> Task data:
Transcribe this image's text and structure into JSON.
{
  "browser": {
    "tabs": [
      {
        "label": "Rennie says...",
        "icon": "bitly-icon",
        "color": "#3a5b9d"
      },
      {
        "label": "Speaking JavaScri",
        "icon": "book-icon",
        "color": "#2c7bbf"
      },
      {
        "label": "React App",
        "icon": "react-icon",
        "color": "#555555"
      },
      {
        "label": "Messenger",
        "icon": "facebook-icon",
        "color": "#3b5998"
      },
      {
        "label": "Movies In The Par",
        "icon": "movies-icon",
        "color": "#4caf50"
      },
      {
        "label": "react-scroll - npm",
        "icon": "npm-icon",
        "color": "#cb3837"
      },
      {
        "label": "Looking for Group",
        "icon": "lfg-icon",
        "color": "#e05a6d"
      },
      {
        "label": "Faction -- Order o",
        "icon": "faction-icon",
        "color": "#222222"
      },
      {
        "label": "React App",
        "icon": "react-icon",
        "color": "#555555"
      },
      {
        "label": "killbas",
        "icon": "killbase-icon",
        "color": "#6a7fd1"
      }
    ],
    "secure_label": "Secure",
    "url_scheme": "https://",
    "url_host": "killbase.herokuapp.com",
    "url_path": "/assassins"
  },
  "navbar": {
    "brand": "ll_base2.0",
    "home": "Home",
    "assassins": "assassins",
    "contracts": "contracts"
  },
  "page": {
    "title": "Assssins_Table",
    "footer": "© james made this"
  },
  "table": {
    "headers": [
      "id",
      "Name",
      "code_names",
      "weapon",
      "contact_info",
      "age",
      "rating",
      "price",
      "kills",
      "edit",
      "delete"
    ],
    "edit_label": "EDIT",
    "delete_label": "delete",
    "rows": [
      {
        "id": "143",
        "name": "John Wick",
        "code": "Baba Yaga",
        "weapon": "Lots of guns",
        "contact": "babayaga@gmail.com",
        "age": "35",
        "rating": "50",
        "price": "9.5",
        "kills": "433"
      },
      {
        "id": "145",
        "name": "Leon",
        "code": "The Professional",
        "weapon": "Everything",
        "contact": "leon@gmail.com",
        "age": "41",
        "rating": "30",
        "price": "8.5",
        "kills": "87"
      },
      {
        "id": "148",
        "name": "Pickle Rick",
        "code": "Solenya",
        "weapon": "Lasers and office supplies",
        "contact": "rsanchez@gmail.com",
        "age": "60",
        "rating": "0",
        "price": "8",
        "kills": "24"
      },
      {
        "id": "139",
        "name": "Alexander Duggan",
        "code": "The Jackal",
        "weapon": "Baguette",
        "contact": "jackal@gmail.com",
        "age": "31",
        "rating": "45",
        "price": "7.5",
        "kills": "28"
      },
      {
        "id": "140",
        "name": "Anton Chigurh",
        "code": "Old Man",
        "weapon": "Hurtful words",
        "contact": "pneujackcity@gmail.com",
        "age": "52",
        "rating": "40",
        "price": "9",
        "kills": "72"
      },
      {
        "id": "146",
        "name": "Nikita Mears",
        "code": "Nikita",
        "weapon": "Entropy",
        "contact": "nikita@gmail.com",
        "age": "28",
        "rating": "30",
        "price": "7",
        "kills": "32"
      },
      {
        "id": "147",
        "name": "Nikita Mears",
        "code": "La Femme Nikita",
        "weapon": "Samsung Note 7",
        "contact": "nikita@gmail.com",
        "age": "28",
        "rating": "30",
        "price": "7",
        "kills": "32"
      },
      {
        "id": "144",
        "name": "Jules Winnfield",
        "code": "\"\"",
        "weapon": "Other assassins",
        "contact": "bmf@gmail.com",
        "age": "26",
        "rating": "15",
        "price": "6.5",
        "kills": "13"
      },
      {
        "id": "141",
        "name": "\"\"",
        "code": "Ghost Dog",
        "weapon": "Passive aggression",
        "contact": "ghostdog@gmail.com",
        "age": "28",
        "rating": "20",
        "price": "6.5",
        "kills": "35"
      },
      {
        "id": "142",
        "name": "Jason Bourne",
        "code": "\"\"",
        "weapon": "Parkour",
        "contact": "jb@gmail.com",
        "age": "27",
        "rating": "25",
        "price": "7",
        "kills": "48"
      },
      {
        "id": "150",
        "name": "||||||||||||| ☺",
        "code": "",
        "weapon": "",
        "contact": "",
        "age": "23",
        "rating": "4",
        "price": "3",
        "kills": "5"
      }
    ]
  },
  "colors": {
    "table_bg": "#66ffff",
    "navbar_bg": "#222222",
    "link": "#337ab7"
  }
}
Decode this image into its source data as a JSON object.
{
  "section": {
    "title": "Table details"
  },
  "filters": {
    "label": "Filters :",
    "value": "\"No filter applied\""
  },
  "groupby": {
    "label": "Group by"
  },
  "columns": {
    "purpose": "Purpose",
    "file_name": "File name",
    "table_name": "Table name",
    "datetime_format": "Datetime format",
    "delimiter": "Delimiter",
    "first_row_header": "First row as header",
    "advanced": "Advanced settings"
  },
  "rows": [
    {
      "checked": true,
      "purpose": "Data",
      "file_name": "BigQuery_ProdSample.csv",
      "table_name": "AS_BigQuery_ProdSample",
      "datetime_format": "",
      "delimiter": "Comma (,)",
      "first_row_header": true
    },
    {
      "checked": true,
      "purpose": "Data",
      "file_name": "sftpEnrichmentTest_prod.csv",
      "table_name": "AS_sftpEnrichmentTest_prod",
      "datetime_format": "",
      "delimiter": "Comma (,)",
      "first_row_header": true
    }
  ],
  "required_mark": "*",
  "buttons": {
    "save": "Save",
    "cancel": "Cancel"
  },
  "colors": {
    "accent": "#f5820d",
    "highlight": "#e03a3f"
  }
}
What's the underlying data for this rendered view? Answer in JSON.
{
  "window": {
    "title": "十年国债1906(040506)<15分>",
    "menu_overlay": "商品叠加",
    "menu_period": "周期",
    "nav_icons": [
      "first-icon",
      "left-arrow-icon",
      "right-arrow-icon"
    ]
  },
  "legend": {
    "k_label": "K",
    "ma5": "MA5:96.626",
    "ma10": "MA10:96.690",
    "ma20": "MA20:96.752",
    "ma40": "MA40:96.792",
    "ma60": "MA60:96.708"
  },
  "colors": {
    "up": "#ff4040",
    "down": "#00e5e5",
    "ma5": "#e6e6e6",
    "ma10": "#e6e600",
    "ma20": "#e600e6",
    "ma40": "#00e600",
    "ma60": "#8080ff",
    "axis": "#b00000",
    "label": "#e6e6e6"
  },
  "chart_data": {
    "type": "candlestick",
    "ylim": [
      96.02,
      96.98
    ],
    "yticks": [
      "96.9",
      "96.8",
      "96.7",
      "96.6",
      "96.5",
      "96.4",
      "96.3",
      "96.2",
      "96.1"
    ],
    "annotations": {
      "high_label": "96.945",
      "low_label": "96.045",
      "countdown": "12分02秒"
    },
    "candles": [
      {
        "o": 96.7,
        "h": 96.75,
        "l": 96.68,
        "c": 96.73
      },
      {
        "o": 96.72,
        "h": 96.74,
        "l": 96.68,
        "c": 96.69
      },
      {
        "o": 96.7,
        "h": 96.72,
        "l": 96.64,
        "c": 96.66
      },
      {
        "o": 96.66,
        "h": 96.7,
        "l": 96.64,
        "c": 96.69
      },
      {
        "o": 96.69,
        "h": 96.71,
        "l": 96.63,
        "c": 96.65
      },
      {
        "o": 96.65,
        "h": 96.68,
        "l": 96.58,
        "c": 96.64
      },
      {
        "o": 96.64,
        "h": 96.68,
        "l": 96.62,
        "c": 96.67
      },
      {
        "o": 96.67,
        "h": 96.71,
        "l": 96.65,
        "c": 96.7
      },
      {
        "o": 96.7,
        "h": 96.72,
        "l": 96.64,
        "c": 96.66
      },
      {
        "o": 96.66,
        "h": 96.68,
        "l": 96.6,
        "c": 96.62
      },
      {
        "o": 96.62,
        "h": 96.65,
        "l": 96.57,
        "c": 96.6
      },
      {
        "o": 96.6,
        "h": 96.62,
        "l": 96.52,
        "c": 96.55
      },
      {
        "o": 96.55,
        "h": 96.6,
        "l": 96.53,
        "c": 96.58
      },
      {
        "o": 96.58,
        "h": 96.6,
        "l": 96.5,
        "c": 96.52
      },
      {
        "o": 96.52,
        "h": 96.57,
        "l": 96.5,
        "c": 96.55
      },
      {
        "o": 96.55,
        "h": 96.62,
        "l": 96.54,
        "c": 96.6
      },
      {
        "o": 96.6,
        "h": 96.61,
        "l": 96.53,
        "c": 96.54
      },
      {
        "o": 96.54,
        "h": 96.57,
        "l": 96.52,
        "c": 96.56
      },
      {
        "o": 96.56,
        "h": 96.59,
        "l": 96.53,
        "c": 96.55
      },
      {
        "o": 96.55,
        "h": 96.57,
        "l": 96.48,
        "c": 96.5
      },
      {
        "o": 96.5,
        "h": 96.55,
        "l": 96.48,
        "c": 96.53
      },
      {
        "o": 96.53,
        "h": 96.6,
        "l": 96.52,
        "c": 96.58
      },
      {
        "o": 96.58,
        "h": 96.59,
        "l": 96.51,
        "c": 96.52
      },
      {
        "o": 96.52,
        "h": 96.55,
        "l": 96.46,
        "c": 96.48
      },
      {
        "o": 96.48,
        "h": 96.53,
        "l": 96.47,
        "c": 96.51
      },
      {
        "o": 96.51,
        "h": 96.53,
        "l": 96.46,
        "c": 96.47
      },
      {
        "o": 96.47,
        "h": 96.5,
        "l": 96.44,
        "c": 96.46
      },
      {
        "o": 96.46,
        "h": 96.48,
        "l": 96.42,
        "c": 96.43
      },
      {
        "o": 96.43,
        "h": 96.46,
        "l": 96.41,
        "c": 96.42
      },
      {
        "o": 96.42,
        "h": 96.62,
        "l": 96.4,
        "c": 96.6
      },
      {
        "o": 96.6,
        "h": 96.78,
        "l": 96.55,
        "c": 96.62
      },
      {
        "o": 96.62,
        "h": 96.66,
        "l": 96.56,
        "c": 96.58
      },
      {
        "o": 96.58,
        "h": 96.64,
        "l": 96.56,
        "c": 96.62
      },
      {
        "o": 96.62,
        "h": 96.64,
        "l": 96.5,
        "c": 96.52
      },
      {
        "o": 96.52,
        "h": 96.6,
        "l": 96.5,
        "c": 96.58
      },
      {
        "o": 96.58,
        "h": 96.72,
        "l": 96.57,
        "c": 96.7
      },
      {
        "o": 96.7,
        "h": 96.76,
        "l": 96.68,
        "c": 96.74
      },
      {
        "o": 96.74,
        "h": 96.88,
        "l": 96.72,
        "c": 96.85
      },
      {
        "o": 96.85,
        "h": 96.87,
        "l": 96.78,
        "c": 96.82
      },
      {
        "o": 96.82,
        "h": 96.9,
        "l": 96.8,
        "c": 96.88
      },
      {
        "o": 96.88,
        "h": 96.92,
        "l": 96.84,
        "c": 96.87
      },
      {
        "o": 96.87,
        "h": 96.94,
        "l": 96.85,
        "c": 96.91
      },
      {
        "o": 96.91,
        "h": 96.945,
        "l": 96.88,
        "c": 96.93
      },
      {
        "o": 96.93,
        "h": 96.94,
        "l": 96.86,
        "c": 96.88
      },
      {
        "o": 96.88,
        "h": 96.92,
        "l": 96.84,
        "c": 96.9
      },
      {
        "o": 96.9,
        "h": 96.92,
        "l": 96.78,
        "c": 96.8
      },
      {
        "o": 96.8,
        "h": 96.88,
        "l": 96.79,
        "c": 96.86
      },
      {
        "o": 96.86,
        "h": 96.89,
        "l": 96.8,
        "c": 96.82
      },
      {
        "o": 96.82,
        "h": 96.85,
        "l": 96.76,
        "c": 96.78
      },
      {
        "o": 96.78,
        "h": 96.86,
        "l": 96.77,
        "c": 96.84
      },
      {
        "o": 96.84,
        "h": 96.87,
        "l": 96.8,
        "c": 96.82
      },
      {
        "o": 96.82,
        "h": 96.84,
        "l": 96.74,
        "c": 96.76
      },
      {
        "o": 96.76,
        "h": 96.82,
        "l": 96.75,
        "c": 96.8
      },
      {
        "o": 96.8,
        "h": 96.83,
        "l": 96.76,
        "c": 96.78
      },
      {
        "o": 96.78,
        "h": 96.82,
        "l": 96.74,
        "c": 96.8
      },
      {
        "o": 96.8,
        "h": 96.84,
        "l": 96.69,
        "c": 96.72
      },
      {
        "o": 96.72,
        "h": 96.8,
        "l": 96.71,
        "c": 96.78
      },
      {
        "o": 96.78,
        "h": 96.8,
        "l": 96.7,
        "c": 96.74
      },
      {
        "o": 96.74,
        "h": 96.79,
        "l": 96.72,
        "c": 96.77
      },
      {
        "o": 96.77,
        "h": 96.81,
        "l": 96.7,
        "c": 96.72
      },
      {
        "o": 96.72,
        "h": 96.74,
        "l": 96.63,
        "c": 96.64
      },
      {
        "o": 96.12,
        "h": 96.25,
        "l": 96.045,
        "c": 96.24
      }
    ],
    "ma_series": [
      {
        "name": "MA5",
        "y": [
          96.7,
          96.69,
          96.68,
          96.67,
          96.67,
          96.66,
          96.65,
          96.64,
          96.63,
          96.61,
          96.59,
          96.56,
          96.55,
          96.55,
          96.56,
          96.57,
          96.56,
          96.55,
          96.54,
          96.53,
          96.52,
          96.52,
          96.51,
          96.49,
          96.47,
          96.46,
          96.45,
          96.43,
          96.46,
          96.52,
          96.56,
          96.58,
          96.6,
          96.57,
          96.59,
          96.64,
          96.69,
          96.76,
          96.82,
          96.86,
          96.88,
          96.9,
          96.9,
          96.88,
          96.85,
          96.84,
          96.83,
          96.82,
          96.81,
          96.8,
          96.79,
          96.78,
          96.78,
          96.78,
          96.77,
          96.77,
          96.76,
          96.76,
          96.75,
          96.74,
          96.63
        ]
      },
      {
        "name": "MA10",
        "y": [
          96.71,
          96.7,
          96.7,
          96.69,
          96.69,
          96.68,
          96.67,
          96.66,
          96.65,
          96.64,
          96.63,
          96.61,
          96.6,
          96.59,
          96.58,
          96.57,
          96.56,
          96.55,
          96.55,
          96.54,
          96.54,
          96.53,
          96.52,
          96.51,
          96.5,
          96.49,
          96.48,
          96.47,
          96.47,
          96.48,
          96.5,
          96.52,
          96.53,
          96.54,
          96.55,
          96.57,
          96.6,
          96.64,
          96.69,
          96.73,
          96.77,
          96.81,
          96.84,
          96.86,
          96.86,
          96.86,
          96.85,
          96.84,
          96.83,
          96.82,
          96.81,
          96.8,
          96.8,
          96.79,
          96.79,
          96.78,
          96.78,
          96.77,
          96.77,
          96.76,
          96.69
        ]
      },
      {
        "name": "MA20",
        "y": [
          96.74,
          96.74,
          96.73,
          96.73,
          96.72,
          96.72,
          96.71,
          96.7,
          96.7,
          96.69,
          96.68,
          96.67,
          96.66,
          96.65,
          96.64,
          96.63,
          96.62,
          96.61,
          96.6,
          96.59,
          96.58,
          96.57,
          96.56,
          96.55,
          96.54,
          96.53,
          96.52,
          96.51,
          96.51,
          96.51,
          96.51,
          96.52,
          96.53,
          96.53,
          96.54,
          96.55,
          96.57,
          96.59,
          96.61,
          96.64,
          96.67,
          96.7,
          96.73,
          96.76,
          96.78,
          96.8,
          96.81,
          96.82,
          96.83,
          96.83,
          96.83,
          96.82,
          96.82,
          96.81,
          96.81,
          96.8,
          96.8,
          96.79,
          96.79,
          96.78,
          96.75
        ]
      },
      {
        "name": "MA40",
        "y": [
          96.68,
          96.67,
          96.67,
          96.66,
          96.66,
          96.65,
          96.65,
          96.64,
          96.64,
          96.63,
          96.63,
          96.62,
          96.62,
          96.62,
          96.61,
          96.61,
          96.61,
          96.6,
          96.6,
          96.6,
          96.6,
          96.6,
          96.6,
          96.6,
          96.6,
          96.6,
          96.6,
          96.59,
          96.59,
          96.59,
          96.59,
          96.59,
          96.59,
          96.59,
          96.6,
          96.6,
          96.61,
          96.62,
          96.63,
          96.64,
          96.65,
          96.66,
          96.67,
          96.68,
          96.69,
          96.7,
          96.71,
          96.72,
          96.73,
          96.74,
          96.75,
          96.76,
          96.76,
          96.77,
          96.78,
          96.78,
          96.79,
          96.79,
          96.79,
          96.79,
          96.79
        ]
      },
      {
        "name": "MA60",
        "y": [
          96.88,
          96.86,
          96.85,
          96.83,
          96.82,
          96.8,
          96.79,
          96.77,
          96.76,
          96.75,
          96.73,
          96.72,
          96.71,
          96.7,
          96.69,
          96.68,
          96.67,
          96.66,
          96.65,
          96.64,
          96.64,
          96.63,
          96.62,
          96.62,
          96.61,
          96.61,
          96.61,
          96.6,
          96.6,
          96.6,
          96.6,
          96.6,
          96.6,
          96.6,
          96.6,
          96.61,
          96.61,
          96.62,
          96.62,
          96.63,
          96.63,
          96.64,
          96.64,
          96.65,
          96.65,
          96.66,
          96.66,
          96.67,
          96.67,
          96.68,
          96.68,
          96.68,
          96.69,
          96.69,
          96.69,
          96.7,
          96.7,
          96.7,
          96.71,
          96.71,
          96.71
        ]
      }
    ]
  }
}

> Given request:
Report the number of lines in the entries above that include the word "image" and add nothing to it.

> Result below:
2